◆ Given instruction
Restate all of the data exactly.

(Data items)

--------------------

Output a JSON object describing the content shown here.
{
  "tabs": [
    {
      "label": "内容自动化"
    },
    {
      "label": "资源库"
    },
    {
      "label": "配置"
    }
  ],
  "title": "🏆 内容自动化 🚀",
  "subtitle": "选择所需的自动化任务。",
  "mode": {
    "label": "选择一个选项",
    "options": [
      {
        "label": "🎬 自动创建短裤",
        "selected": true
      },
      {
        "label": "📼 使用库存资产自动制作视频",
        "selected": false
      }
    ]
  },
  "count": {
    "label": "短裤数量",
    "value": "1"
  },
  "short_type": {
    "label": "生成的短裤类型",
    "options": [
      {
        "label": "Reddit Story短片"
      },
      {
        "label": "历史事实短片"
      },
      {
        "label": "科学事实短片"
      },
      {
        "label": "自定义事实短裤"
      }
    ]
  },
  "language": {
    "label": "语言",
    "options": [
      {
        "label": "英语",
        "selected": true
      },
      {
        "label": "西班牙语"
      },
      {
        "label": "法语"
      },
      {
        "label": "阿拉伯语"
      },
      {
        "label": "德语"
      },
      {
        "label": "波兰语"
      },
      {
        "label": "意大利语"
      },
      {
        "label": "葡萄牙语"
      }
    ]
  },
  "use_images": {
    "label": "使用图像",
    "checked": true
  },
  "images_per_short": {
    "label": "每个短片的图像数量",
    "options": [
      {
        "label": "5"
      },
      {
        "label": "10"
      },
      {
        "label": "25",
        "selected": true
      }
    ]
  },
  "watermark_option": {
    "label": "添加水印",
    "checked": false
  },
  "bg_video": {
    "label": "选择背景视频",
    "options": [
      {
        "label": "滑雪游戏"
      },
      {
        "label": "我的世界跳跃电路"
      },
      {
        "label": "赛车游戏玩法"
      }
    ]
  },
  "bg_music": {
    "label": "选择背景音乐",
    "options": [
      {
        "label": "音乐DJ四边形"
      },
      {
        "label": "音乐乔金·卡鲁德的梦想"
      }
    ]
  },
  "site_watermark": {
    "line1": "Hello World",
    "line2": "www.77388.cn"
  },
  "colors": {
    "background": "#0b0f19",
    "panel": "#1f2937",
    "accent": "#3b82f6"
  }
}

--------------------

◆ Answer below
Output a JSON object describing the content shown here.
{
  "tabs": [
    {
      "label": "内容自动化"
    },
    {
      "label": "资源库"
    },
    {
      "label": "配置"
    }
  ],
  "title": "🏆 内容自动化 🚀",
  "subtitle": "选择所需的自动化任务。",
  "mode": {
    "label": "选择一个选项",
    "options": [
      {
        "label": "🎬 自动创建短裤",
        "selected": true
      },
      {
        "label": "📼 使用库存资产自动制作视频",
        "selected": false
      }
    ]
  },
  "count": {
    "label": "短裤数量",
    "value": "1"
  },
  "short_type": {
    "label": "生成的短裤类型",
    "options": [
      {
        "label": "Reddit Story短片"
      },
      {
        "label": "历史事实短片"
      },
      {
        "label": "科学事实短片"
      },
      {
        "label": "自定义事实短裤"
      }
    ]
  },
  "language": {
    "label": "语言",
    "options": [
      {
        "label": "英语",
        "selected": true
      },
      {
        "label": "西班牙语"
      },
      {
        "label": "法语"
      },
      {
        "label": "阿拉伯语"
      },
      {
        "label": "德语"
      },
      {
        "label": "波兰语"
      },
      {
        "label": "意大利语"
      },
      {
        "label": "葡萄牙语"
      }
    ]
  },
  "use_images": {
    "label": "使用图像",
    "checked": true
  },
  "images_per_short": {
    "label": "每个短片的图像数量",
    "options": [
      {
        "label": "5"
      },
      {
        "label": "10"
      },
      {
        "label": "25",
        "selected": true
      }
    ]
  },
  "watermark_option": {
    "label": "添加水印",
    "checked": false
  },
  "bg_video": {
    "label": "选择背景视频",
    "options": [
      {
        "label": "滑雪游戏"
      },
      {
        "label": "我的世界跳跃电路"
      },
      {
        "label": "赛车游戏玩法"
      }
    ]
  },
  "bg_music": {
    "label": "选择背景音乐",
    "options": [
      {
        "label": "音乐DJ四边形"
      },
      {
        "label": "音乐乔金·卡鲁德的梦想"
      }
    ]
  },
  "site_watermark": {
    "line1": "Hello World",
    "line2": "www.77388.cn"
  },
  "colors": {
    "background": "#0b0f19",
    "panel": "#1f2937",
    "accent": "#3b82f6"
  }
}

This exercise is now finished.